#### TASK INSTRUCTIONS:
Write each line exactly, from the line that holds "Transcribe this image's" through the final line of the material, and no other line.
#### STORED RECORDS ####
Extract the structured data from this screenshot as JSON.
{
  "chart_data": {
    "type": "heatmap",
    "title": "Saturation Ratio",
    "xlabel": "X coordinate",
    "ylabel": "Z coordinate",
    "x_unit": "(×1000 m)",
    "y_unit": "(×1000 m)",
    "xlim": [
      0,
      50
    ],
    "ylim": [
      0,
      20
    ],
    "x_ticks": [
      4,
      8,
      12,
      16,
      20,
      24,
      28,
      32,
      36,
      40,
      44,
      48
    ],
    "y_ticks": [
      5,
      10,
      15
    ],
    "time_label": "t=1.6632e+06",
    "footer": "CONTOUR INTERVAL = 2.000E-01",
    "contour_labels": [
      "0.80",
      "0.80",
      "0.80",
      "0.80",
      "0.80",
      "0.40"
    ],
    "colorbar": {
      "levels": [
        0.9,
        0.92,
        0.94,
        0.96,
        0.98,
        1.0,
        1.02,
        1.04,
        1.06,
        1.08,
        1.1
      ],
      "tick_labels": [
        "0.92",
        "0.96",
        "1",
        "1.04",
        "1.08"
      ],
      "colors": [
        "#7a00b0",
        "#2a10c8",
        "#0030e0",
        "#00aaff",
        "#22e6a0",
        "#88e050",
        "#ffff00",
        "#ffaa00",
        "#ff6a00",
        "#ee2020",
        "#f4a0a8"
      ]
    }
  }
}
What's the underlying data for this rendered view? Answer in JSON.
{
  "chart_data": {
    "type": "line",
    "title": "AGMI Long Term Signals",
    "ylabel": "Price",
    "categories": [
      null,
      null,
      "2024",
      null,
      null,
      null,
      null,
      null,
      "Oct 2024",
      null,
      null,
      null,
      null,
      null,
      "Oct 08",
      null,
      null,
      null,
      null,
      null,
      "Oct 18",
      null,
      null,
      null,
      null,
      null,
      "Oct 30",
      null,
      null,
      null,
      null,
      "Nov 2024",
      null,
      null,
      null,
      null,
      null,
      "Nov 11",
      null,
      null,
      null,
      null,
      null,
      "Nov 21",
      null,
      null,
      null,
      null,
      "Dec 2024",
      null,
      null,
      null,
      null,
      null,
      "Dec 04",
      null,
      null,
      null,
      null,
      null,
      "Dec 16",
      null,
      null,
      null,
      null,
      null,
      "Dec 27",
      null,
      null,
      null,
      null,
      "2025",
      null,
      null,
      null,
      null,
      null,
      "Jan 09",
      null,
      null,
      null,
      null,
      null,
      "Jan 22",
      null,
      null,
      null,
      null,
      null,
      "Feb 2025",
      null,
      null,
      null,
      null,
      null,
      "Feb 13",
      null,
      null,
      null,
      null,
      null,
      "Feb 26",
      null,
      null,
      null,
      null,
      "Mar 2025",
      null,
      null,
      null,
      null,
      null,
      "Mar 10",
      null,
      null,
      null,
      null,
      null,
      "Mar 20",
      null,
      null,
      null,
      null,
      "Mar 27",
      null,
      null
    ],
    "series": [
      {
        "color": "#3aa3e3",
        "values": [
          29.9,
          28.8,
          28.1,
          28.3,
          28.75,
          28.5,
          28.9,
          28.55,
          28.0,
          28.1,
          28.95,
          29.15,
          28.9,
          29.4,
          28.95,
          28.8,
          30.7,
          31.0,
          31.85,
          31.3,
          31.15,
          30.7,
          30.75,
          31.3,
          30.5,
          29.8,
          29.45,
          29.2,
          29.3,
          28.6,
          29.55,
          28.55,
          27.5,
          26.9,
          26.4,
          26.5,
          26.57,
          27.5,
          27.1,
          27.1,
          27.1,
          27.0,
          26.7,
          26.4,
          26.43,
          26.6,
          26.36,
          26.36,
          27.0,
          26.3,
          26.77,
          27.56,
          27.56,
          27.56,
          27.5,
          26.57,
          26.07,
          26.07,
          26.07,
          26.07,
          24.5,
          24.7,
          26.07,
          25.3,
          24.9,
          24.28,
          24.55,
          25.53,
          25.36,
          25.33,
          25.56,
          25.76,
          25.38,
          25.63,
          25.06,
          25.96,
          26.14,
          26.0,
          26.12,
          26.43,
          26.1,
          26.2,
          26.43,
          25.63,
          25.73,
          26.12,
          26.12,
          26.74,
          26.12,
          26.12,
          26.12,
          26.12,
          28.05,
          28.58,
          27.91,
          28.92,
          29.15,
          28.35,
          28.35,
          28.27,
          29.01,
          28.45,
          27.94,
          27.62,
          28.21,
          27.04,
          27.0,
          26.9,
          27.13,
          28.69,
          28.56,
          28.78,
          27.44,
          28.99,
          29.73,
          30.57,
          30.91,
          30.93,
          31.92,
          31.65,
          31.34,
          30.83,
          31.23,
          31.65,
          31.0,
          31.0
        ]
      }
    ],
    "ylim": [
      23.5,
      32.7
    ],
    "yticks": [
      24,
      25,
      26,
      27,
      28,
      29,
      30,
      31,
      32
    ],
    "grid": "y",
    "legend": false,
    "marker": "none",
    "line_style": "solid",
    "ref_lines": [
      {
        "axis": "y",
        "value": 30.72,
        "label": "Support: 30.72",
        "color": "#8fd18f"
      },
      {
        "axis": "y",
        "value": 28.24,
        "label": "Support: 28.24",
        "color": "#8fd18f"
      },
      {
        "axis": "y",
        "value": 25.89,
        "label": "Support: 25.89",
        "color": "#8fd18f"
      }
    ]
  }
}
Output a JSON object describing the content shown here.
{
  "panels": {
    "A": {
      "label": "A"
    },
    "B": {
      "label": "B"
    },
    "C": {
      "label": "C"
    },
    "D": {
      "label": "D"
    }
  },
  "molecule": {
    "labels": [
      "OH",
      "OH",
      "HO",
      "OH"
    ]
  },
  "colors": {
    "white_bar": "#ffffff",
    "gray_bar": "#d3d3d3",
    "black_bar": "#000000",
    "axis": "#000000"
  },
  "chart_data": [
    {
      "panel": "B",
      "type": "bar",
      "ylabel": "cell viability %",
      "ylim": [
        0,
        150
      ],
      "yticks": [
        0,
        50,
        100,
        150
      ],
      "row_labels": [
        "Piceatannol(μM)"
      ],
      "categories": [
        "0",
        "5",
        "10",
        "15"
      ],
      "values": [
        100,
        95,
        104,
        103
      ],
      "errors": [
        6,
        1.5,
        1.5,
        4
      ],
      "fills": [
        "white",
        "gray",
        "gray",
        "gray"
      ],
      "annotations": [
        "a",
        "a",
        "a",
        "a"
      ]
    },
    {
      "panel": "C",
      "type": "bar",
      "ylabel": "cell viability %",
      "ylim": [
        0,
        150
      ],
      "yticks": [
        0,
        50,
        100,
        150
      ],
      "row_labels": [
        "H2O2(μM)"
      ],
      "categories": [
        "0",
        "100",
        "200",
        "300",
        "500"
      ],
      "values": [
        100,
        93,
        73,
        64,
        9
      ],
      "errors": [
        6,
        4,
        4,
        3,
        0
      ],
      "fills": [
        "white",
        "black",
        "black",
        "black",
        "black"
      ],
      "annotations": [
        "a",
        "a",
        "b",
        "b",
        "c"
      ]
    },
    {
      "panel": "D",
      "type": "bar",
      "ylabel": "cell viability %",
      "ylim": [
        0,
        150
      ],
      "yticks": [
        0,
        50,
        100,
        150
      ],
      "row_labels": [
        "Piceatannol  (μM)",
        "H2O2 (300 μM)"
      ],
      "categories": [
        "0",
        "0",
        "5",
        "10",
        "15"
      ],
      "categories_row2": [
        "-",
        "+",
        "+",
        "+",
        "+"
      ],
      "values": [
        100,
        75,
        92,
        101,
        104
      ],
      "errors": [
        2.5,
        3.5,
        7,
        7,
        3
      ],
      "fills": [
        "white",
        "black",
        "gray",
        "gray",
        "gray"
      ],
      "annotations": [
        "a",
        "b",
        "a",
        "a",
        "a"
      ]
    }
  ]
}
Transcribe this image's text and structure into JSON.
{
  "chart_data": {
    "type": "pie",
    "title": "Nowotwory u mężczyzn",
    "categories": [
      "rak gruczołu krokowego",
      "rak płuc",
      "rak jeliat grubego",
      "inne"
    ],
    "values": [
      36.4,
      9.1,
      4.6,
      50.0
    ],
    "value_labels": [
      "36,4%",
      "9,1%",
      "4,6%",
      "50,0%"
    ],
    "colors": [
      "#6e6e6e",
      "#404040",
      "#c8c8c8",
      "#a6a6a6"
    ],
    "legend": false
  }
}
####
#### SOLUTION:
Transcribe this image's text and structure into JSON.
{
  "chart_data": {
    "type": "pie",
    "title": "Nowotwory u mężczyzn",
    "categories": [
      "rak gruczołu krokowego",
      "rak płuc",
      "rak jeliat grubego",
      "inne"
    ],
    "values": [
      36.4,
      9.1,
      4.6,
      50.0
    ],
    "value_labels": [
      "36,4%",
      "9,1%",
      "4,6%",
      "50,0%"
    ],
    "colors": [
      "#6e6e6e",
      "#404040",
      "#c8c8c8",
      "#a6a6a6"
    ],
    "legend": false
  }
}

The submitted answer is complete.